**Text provided**
------------------------------------------------------------

Saturday 6th July 1850 Sheffield and Rotherham Independent (page 5 )
The Norton Hall Estates (Extract)
Fourth Day's Sale

The sale was continued yesterday, (Friday) and although there was not so large an attendance as on the previous days, the biddings were very free. The estate, consisting of 315 acres in Totley and Dore, was put up first in one lot, but as no offer was made, it was put up in 17 lots, of which 9 were sold, and offers were made for the whole of the other, but being under the reserved price, the lots were withdrawn.
Lot 1. - Bole Hill Lodge, a plantatation of 15 acres and 149 acres of moorland, occupied by the Duke of Rutland. The first offer was £700, by Mr. Geo. Sampson, agent for E.V.P. Burnell, Esq, the biddings between whom and Mr. T.J. Parker continued till they reached £1700, Mr. Waller the agent of the Due of Rutland, then bid £1800. Mr. Sampson followed with £2000, at which sum it was eventually sold to him.
Lot 2. - The Hough field, at Dore, 2a 3r 24p, bought by Mr. H. Waterfall, for £82 10s.
Lot 3. - Mr. R. Pinder's farm, of 12 acres, at Totley, bought by Mr. Broomhead, for £355.
Lot 4. - Land &c. at Totley, occupied by Mr. Pinder, Mr. J. Mitchell, &c., 27 acres, rental £34. The highest bid was £750, by Mr. Broomhead. - Withdrawn
Lot 5. - Land at Dore, occupied by Mrs. Ann White, 13a 1r 13p., bought by Mr. John Dixon for £100.

------------------------------------------------------------

**Stored data**
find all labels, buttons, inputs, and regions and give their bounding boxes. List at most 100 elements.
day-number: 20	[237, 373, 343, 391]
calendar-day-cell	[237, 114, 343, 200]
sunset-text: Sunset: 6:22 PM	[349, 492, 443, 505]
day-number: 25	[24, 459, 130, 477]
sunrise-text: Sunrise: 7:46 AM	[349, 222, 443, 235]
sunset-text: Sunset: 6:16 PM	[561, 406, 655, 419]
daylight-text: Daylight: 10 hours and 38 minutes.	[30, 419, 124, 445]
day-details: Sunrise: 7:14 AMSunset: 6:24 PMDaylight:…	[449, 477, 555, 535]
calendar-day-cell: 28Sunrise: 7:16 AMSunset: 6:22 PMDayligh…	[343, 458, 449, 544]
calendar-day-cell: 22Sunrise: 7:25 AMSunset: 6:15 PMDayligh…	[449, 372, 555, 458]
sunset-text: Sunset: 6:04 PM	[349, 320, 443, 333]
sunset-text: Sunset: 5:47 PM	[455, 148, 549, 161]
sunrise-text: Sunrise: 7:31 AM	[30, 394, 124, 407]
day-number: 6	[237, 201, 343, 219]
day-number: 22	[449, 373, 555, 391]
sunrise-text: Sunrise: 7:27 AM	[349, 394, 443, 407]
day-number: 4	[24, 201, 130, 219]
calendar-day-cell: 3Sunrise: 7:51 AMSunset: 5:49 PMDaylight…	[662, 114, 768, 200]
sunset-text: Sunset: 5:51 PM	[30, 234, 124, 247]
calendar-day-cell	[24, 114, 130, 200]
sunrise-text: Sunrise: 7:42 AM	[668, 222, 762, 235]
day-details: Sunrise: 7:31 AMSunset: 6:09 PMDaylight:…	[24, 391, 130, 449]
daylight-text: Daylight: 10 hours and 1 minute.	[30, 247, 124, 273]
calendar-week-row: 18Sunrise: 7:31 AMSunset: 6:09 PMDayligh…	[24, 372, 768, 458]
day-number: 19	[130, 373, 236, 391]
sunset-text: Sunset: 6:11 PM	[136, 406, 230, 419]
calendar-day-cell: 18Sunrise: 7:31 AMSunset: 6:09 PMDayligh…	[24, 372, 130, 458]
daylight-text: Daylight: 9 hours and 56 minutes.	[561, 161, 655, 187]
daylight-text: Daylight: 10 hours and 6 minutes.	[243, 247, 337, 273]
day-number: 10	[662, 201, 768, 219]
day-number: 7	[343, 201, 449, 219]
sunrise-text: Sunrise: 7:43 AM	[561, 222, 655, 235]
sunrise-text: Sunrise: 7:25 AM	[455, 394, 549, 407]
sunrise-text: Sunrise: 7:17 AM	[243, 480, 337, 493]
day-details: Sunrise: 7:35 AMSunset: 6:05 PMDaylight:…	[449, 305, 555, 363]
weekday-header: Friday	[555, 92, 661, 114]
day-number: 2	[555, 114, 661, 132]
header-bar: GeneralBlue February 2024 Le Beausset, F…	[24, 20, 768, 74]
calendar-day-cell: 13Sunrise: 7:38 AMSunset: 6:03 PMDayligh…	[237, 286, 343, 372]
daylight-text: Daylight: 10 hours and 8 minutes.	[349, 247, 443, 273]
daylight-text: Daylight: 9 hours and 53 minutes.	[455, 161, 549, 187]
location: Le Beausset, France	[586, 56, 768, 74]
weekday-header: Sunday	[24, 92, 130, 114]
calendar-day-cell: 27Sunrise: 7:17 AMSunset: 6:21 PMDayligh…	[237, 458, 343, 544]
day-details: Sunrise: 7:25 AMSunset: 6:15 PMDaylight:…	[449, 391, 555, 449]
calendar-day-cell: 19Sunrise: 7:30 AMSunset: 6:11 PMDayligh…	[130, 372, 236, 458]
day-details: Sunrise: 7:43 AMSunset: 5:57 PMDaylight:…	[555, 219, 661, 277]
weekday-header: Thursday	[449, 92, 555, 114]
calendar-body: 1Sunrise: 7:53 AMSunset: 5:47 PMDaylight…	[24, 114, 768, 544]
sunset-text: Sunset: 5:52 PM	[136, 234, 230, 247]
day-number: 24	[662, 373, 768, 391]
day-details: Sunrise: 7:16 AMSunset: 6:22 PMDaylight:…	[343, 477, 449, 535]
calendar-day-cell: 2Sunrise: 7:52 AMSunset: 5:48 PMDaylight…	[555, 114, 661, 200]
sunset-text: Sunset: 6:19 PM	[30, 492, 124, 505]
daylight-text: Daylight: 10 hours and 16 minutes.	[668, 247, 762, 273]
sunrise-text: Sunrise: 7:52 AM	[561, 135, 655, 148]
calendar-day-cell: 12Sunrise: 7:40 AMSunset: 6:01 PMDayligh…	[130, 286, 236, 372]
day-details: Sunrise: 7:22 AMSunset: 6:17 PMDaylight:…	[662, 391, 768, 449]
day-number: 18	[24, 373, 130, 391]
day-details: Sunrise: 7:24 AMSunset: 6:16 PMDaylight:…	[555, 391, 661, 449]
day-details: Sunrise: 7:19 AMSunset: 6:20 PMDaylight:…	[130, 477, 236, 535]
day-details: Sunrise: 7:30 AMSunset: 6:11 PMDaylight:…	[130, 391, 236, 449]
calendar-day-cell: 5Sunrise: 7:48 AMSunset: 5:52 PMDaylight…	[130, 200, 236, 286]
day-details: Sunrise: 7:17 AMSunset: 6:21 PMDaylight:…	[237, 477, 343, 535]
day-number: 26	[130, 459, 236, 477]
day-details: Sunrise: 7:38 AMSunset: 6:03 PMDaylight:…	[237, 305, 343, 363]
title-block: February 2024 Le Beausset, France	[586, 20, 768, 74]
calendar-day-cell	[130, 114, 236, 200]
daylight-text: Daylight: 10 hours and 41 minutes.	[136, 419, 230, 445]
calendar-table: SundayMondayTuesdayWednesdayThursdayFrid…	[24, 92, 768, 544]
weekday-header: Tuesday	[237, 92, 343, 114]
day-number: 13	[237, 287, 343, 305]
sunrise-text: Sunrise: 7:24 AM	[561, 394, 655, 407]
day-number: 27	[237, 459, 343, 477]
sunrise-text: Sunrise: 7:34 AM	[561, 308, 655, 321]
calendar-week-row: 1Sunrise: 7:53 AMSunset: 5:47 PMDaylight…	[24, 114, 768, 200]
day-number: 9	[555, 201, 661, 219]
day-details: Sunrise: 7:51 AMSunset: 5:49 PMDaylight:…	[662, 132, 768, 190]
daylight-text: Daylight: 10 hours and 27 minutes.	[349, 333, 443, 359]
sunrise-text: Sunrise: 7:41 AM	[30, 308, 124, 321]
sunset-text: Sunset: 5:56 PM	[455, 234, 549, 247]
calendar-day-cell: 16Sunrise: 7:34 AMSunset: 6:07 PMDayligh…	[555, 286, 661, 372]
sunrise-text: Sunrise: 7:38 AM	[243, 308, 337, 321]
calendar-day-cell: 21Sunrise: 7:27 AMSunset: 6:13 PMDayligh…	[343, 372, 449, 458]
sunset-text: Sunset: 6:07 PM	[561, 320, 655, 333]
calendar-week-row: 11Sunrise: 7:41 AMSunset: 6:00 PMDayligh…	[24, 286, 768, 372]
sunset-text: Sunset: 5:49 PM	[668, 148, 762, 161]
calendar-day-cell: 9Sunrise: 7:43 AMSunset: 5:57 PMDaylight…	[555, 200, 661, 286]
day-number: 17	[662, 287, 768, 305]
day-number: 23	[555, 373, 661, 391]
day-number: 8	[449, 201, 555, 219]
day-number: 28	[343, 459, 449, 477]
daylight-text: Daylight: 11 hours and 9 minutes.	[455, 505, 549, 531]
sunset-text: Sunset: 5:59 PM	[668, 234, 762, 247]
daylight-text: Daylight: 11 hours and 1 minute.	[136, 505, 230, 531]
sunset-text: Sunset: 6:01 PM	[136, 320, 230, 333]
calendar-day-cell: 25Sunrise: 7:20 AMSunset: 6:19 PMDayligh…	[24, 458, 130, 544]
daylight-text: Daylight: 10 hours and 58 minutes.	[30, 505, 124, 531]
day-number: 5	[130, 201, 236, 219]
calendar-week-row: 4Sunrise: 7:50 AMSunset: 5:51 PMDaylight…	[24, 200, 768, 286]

------------------------------------------------------------

**What you need to do**
1. According to the sale report, who bought Lot 3, and for what price?
2. Translate this sentence from the sale report into Spanish: "The sale was continued yesterday, (Friday) and although there was not so large an attendance as on the previous days, the biddings were very free."

**Exercise results**
1. Mr. Broomhead bought Lot 3 for £355.

2. La subasta continuó ayer (viernes) y, aunque la concurrencia no fue tan numerosa como en los días anteriores, las pujas fueron muy animadas.